* begin Working data *

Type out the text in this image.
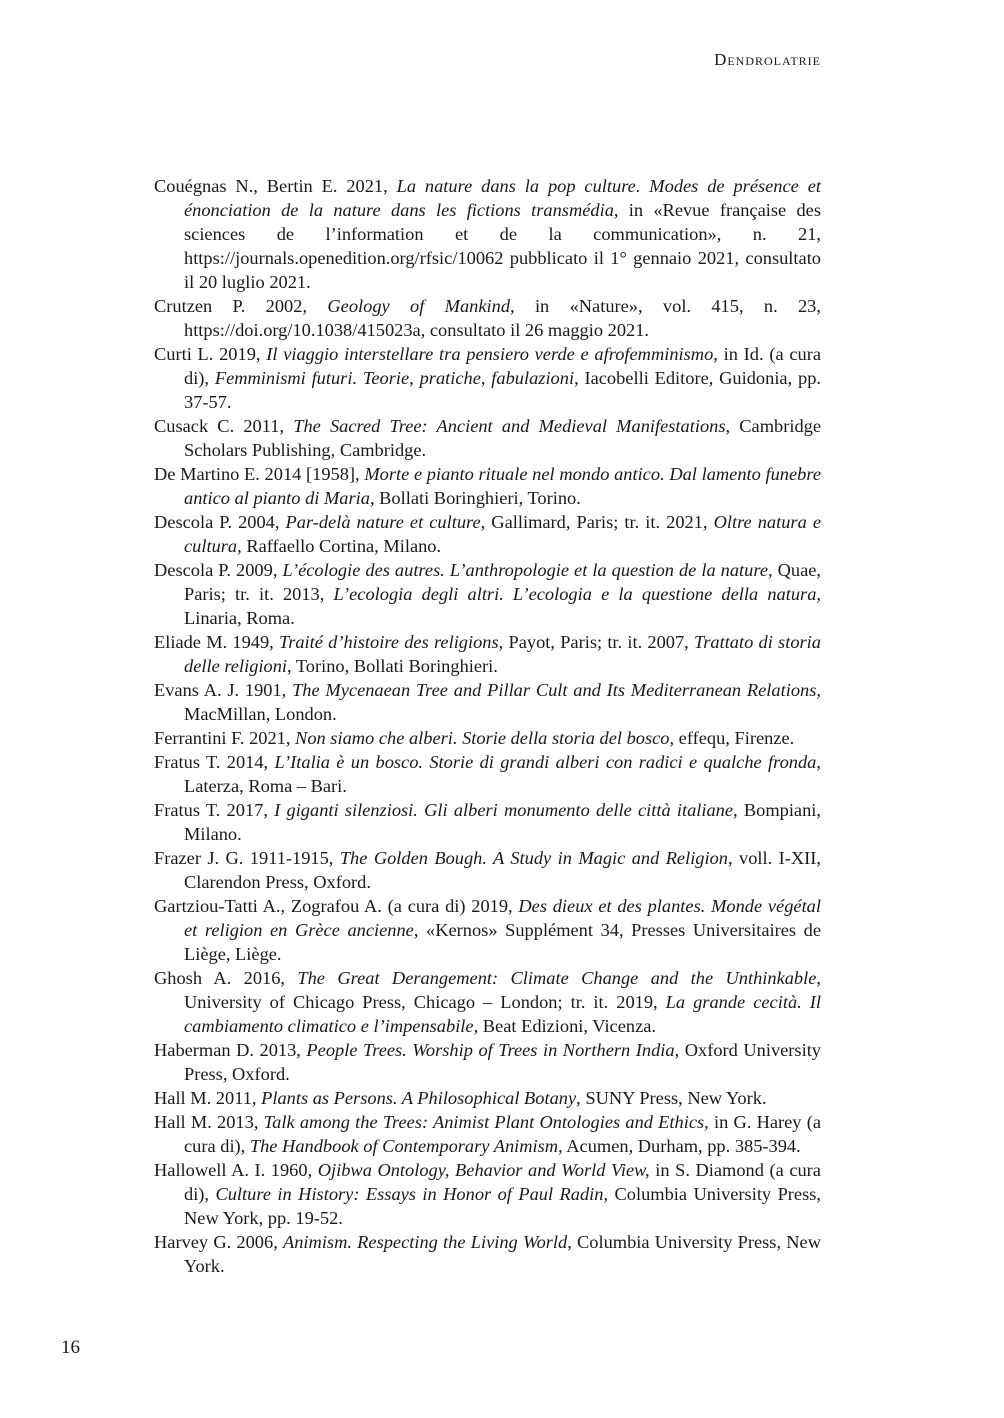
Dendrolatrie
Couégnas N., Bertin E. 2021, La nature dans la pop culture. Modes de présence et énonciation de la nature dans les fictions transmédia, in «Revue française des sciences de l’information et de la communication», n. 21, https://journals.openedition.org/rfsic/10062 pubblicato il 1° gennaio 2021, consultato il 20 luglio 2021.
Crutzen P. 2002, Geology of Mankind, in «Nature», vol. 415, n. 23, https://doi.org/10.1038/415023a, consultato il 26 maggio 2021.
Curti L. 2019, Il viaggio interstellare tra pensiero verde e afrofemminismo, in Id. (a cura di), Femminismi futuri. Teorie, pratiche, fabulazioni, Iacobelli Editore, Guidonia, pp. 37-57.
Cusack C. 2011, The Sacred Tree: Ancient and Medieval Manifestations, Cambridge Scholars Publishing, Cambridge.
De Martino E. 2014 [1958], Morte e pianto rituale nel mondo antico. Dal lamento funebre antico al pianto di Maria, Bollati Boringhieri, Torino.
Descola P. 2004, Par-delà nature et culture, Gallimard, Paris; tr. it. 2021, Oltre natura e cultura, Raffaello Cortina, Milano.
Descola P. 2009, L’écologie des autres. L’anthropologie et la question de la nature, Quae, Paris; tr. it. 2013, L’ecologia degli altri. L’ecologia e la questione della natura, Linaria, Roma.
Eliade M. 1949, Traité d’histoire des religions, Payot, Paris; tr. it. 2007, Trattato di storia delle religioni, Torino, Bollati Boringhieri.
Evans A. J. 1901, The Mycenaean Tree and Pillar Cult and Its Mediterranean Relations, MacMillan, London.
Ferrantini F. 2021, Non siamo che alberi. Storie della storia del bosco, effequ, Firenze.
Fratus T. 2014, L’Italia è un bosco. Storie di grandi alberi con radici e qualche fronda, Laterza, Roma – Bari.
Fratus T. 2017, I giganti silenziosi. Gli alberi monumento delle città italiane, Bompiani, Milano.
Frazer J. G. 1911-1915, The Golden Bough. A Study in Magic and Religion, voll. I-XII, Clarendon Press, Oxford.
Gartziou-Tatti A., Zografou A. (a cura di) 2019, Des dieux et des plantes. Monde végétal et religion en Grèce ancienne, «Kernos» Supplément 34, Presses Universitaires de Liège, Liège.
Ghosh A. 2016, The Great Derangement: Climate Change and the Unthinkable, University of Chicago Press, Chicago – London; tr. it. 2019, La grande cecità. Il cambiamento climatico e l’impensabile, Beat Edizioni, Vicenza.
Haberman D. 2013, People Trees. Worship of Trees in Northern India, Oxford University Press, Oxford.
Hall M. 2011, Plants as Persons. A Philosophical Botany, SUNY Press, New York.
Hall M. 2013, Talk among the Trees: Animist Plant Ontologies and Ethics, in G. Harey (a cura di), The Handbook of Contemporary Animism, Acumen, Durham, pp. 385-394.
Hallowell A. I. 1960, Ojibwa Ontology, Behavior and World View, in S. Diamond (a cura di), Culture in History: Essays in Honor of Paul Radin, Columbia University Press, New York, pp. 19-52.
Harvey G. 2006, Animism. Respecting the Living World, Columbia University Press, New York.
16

* end Working data *
* begin Working data *

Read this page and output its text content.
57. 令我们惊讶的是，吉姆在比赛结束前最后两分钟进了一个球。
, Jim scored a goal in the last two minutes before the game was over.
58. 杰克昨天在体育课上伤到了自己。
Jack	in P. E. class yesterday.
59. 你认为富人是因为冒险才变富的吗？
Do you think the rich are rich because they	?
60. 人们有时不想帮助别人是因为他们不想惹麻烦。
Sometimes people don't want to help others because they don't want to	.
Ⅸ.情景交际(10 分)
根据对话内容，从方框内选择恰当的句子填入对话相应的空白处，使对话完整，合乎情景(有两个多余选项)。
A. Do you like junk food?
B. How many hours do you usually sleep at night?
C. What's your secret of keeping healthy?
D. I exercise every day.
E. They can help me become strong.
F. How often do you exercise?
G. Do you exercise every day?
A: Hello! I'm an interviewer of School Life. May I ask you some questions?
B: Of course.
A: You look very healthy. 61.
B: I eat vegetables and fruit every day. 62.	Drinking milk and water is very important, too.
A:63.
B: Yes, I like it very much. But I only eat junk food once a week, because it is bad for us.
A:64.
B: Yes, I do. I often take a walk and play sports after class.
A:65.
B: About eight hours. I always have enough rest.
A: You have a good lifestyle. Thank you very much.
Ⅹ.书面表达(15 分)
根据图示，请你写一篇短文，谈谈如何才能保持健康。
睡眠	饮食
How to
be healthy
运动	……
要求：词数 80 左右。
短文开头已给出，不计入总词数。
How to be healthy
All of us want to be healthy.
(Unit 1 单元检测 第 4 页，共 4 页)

* end Working data *

(Problem to work on)
Using the listing, collect all lines in which the string "every" is found.

(Solved exercise)
D. I exercise every day.
G. Do you exercise every day?
B: I eat vegetables and fruit every day. 62.	Drinking milk and water is very important, too.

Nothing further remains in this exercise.